### INSTRUCTIONS FOR THE TASK
Copy out, from the entries below, each line holding the string "MILLAGE".

━━ MATERIAL TO PROCESS

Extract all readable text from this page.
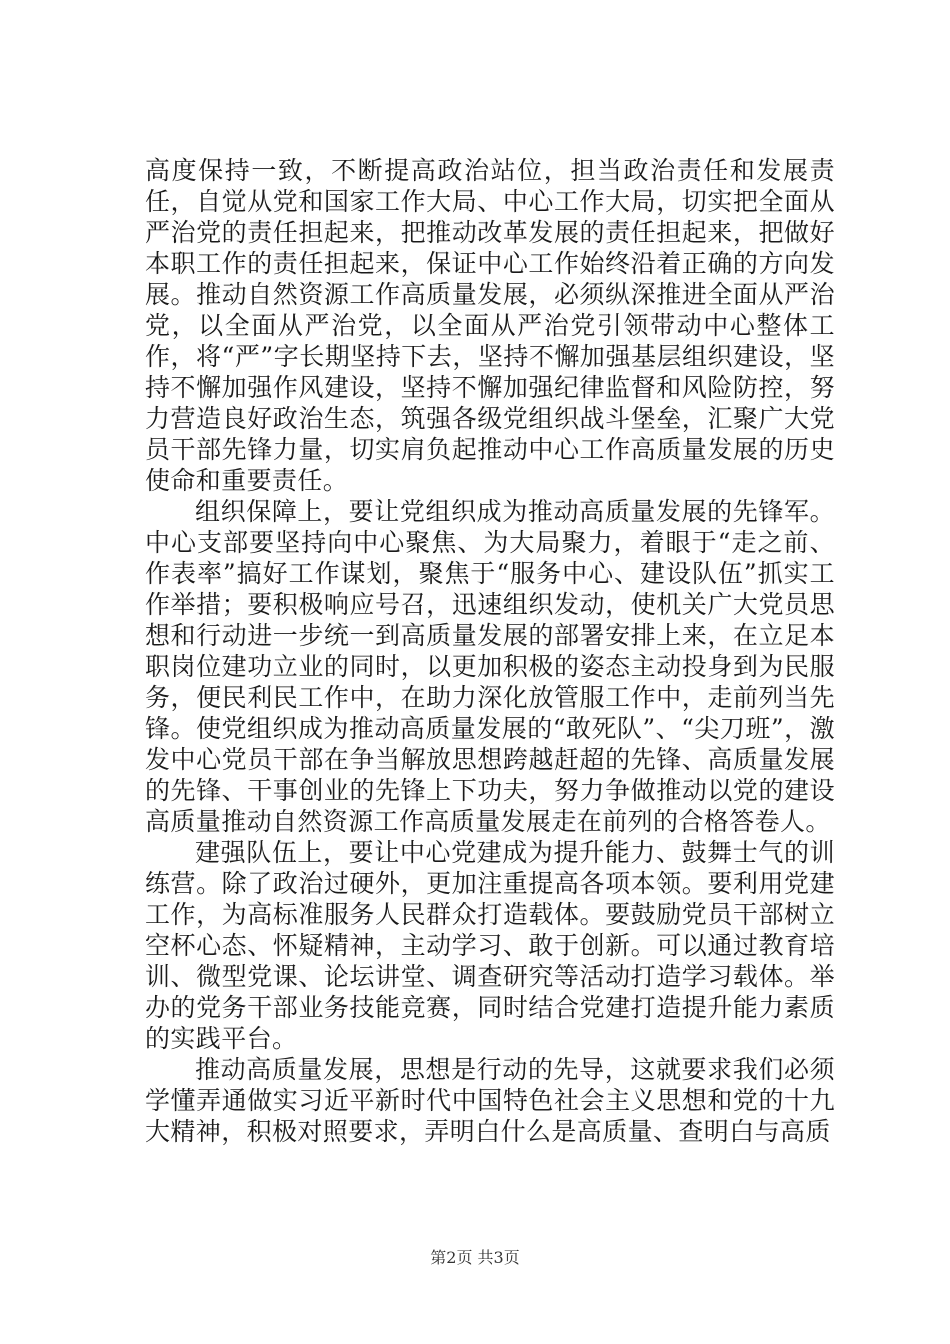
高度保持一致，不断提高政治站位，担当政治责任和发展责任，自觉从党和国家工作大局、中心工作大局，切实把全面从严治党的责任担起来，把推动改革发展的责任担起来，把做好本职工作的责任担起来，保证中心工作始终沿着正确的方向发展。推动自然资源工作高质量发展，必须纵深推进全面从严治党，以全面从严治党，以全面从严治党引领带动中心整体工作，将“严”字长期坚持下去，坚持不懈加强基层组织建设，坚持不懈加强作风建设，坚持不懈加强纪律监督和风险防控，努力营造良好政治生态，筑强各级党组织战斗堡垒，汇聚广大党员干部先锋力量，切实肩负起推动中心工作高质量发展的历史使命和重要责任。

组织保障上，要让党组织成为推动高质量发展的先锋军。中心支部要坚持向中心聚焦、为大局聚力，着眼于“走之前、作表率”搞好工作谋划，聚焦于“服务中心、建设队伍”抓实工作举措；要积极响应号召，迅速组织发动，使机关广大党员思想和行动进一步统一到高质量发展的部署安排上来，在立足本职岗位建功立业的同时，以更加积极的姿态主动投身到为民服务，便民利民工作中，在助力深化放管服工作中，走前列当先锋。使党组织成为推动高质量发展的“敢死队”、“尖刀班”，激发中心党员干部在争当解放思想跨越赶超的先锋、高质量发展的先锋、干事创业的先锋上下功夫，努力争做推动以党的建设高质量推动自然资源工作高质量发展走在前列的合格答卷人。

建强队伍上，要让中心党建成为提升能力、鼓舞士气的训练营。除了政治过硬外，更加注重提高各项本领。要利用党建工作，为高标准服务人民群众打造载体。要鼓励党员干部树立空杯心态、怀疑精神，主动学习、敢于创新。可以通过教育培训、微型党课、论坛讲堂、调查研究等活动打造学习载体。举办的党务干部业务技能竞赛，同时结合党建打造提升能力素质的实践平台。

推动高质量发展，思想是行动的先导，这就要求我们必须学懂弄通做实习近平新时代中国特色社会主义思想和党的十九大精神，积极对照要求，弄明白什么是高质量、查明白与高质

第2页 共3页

━━━━
━━ MATERIAL TO PROCESS

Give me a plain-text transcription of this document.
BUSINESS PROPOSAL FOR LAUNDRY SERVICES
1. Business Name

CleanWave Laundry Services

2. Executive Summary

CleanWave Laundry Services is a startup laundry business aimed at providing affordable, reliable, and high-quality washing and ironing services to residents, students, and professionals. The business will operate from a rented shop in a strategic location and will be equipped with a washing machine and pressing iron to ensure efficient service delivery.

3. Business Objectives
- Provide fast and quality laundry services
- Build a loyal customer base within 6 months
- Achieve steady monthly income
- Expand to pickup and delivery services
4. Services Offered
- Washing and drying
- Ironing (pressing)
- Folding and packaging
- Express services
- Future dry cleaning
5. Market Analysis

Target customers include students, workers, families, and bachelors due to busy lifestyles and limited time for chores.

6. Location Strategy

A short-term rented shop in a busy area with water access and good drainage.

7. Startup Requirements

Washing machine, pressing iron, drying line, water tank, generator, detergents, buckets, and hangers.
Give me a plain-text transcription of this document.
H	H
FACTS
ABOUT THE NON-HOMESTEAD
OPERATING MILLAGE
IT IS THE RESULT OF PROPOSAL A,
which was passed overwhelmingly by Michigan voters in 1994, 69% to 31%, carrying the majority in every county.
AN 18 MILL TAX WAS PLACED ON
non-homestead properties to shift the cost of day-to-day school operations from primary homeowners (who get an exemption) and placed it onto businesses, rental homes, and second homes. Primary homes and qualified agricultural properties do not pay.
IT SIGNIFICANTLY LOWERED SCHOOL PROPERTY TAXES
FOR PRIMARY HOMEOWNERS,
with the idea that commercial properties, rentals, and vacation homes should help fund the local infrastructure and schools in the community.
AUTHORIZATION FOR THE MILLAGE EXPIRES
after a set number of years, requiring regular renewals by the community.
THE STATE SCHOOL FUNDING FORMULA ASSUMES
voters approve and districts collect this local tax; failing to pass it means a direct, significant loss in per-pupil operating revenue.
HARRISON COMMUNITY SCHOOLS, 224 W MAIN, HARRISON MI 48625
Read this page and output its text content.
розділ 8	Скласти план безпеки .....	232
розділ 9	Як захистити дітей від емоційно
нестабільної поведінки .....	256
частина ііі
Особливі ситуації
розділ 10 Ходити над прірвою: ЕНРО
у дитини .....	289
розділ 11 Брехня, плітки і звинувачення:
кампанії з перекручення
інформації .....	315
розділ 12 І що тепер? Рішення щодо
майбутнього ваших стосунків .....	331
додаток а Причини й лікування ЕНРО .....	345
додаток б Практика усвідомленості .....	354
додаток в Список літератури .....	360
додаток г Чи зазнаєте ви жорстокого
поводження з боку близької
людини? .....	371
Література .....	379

━━━━

### OUTPUT FOR THIS TASK
OPERATING MILLAGE
AUTHORIZATION FOR THE MILLAGE EXPIRES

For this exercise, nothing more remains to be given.